What is needed >>
Copy, from the entries below, each line in which the string "unit" appears.

------------------------------------------------------------------------

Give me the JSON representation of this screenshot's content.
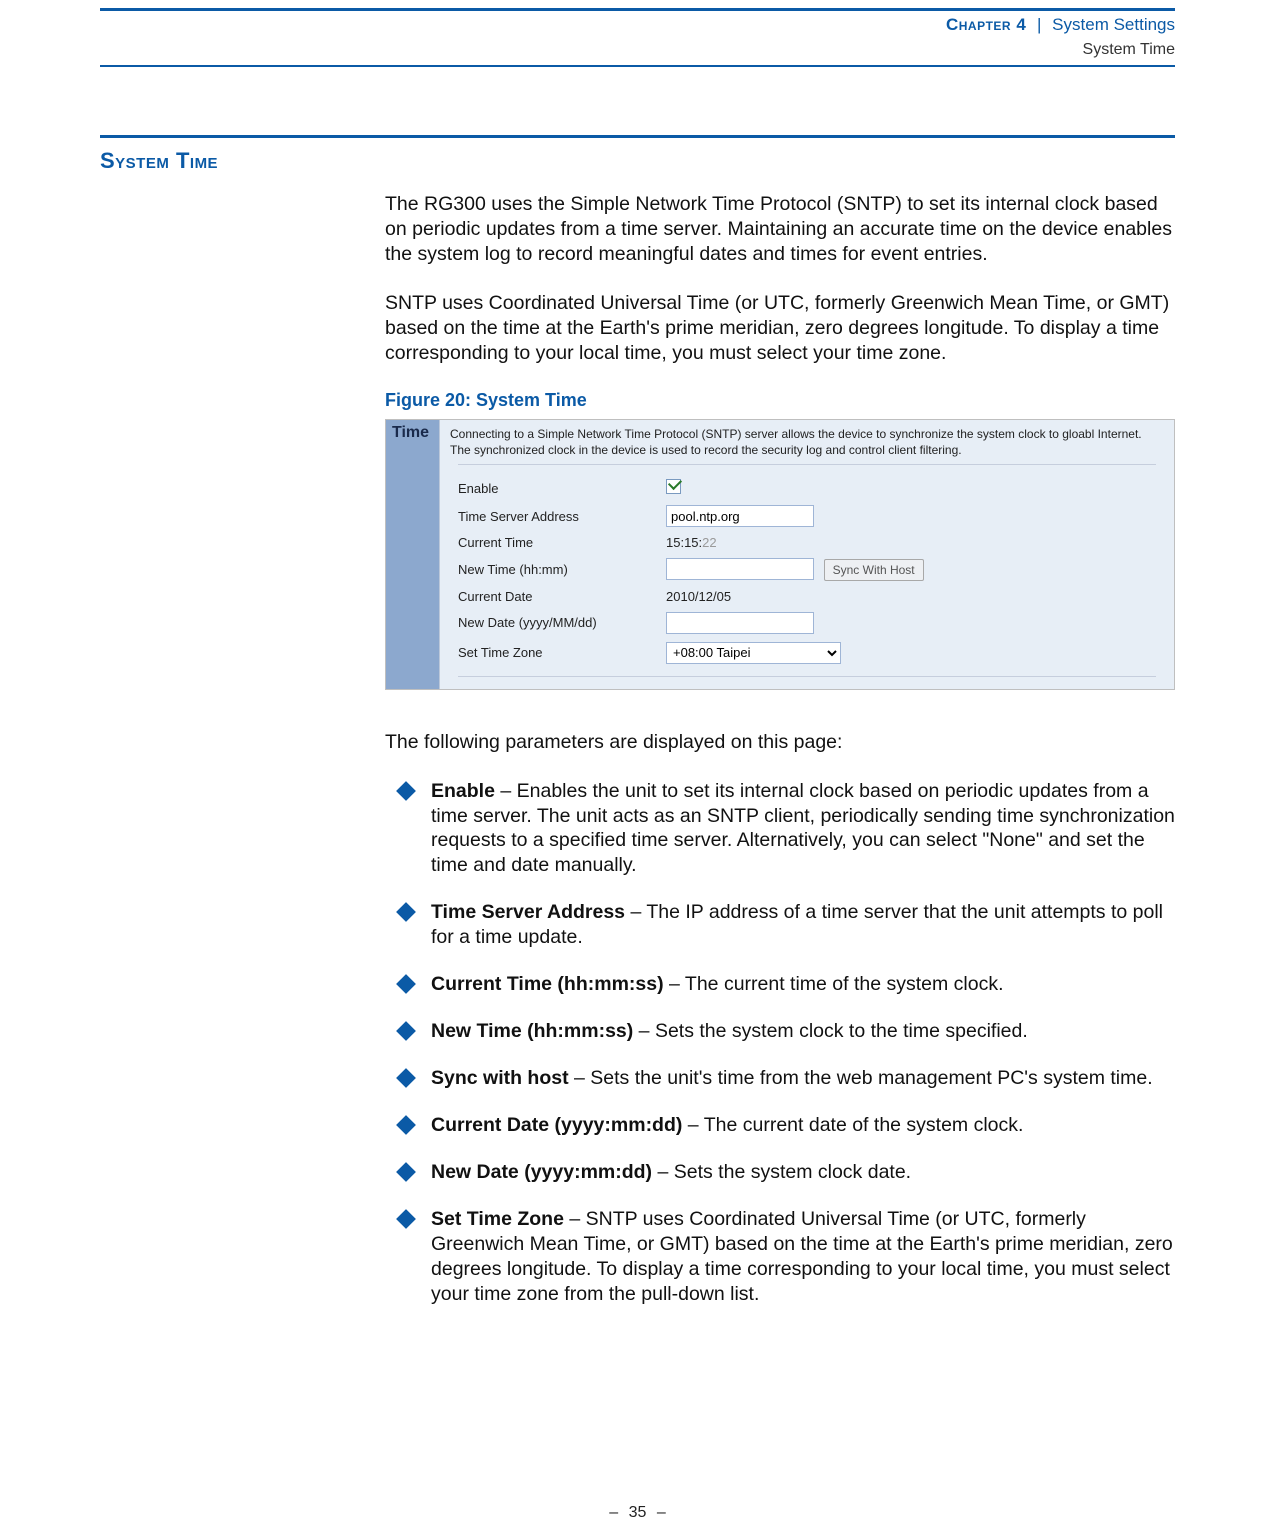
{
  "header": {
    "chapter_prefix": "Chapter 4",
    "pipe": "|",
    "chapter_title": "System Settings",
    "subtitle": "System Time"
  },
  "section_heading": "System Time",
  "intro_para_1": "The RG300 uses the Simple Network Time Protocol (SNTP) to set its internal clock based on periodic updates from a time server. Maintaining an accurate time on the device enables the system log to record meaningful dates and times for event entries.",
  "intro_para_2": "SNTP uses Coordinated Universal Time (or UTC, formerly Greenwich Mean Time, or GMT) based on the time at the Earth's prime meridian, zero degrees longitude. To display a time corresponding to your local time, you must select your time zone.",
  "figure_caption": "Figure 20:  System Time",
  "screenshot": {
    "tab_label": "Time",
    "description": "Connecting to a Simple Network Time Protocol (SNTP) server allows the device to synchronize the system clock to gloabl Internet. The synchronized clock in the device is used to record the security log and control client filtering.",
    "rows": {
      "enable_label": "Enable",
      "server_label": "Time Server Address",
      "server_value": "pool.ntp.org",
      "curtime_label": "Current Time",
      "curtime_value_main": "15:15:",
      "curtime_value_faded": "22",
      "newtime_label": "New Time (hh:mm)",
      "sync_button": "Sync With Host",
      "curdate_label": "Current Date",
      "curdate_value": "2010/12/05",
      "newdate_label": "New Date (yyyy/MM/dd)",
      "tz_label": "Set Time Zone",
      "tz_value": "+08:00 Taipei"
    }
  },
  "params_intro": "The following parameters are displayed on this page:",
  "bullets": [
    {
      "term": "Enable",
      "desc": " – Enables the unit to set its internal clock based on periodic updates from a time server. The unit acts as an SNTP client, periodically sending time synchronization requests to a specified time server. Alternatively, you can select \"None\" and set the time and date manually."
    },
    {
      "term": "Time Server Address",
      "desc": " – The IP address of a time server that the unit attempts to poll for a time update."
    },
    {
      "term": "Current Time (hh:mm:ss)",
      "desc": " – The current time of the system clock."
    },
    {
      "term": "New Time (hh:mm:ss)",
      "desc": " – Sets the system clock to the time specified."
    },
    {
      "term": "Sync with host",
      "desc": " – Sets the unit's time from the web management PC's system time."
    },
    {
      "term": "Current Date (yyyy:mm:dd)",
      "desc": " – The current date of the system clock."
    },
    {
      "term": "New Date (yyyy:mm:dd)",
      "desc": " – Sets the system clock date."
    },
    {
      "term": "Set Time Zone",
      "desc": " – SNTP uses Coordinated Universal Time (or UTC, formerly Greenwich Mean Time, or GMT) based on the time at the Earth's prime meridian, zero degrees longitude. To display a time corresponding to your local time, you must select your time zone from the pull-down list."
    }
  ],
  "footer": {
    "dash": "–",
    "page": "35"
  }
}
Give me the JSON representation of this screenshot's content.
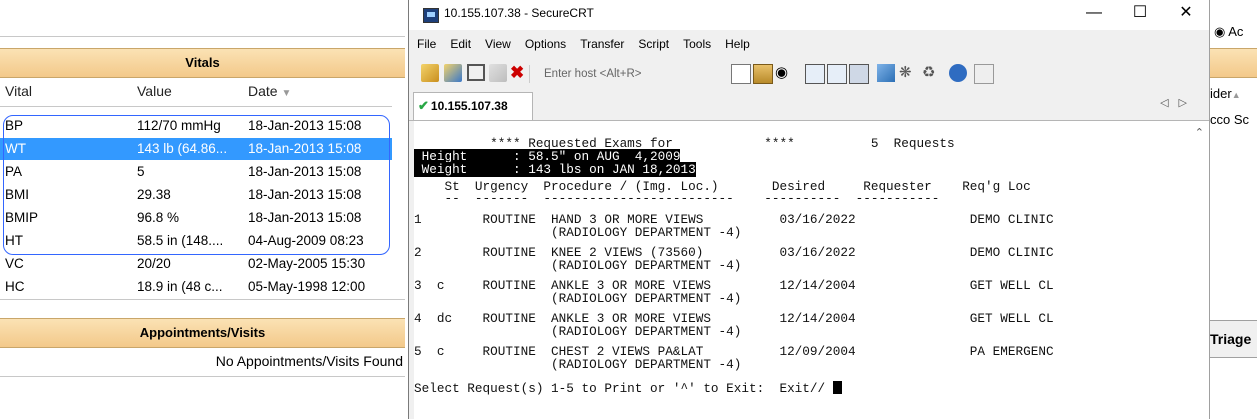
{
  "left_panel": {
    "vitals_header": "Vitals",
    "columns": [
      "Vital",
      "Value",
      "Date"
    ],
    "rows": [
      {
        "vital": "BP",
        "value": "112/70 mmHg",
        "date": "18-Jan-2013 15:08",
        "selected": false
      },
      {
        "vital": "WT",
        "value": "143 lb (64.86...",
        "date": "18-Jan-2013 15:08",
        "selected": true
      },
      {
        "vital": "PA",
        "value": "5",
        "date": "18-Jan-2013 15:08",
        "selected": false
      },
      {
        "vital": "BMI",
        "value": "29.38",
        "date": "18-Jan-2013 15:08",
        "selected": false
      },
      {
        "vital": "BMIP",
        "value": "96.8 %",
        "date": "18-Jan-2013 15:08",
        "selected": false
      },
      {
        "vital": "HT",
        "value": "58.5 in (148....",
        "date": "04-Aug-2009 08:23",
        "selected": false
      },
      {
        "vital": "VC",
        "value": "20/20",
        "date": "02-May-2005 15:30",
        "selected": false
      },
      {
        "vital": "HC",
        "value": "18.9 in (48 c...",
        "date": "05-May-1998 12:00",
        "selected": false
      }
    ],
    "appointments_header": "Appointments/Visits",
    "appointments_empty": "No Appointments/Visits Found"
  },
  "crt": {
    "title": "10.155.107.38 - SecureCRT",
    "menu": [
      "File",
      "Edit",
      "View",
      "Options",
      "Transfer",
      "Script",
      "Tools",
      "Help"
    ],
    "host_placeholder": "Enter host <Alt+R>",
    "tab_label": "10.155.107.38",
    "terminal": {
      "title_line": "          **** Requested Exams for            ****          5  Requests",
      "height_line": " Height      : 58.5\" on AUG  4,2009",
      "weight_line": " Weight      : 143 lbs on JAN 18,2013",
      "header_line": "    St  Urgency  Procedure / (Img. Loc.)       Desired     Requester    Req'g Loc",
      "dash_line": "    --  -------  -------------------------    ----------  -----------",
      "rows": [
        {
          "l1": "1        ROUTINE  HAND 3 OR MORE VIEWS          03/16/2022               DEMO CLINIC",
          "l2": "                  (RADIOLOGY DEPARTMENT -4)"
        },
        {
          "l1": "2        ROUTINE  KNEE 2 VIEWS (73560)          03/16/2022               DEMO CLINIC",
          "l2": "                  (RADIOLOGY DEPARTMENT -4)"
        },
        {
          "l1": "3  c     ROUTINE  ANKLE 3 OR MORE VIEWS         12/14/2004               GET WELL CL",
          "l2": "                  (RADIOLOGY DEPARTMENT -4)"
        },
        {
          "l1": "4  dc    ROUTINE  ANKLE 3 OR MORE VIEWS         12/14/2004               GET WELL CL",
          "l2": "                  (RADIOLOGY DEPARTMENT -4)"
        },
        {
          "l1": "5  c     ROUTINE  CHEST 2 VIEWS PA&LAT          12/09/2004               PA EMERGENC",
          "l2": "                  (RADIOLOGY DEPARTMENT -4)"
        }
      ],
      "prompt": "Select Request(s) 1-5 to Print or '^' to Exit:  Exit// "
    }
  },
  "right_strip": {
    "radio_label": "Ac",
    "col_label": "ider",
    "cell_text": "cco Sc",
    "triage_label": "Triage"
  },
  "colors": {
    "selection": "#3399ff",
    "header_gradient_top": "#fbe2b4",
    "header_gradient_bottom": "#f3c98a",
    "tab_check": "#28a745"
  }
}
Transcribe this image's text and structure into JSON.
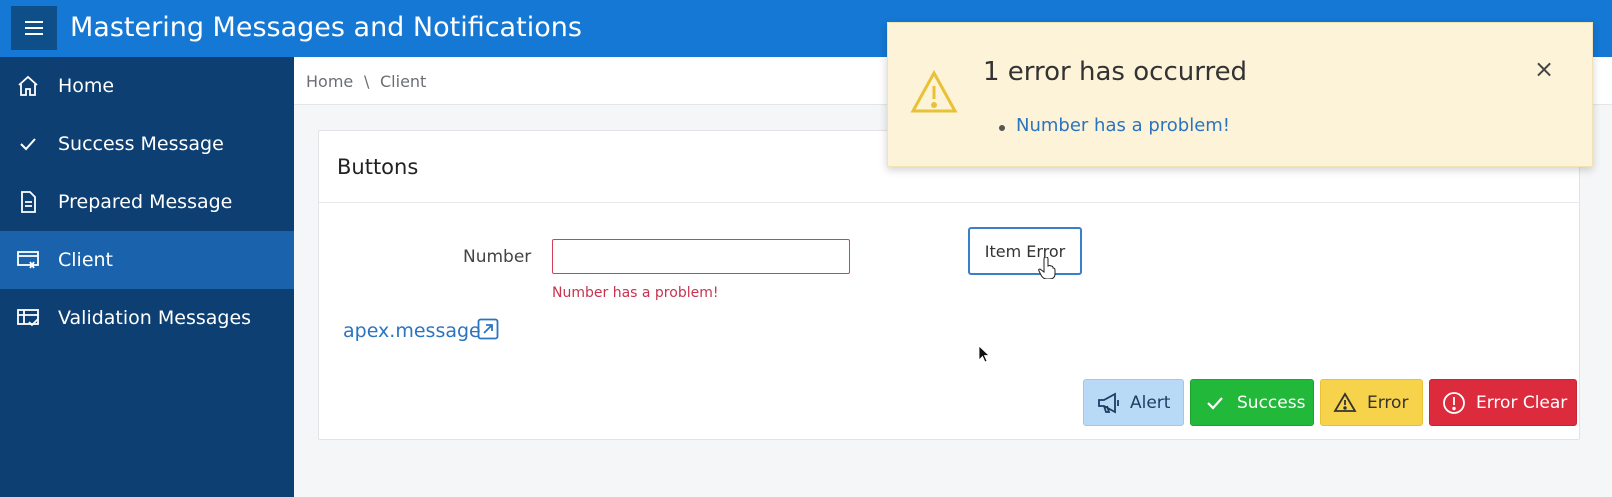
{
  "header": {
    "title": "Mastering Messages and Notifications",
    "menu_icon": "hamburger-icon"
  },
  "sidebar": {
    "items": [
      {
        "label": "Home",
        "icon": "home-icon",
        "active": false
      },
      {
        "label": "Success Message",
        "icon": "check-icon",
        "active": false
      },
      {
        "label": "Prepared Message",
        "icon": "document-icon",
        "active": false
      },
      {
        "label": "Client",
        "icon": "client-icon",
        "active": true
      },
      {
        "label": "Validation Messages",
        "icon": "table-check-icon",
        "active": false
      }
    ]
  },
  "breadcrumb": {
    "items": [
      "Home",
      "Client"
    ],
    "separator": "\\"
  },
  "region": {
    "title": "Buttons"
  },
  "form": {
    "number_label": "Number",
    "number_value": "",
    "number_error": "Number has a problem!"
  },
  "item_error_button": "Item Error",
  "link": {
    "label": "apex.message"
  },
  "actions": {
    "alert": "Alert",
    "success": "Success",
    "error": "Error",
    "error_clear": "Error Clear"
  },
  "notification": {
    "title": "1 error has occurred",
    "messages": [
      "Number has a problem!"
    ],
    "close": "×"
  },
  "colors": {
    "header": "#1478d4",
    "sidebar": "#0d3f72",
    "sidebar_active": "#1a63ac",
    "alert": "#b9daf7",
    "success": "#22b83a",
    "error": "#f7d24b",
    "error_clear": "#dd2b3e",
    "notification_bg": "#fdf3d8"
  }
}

------------------------------------------------------------------------

Task solution >>
      "desc": " – Enables the unit to set its internal clock based on periodic updates from a time server. The unit acts as an SNTP client, periodically sending time synchronization requests to a specified time server. Alternatively, you can select \"None\" and set the time and date manually."
      "desc": " – The IP address of a time server that the unit attempts to poll for a time update."
      "desc": " – Sets the unit's time from the web management PC's system time."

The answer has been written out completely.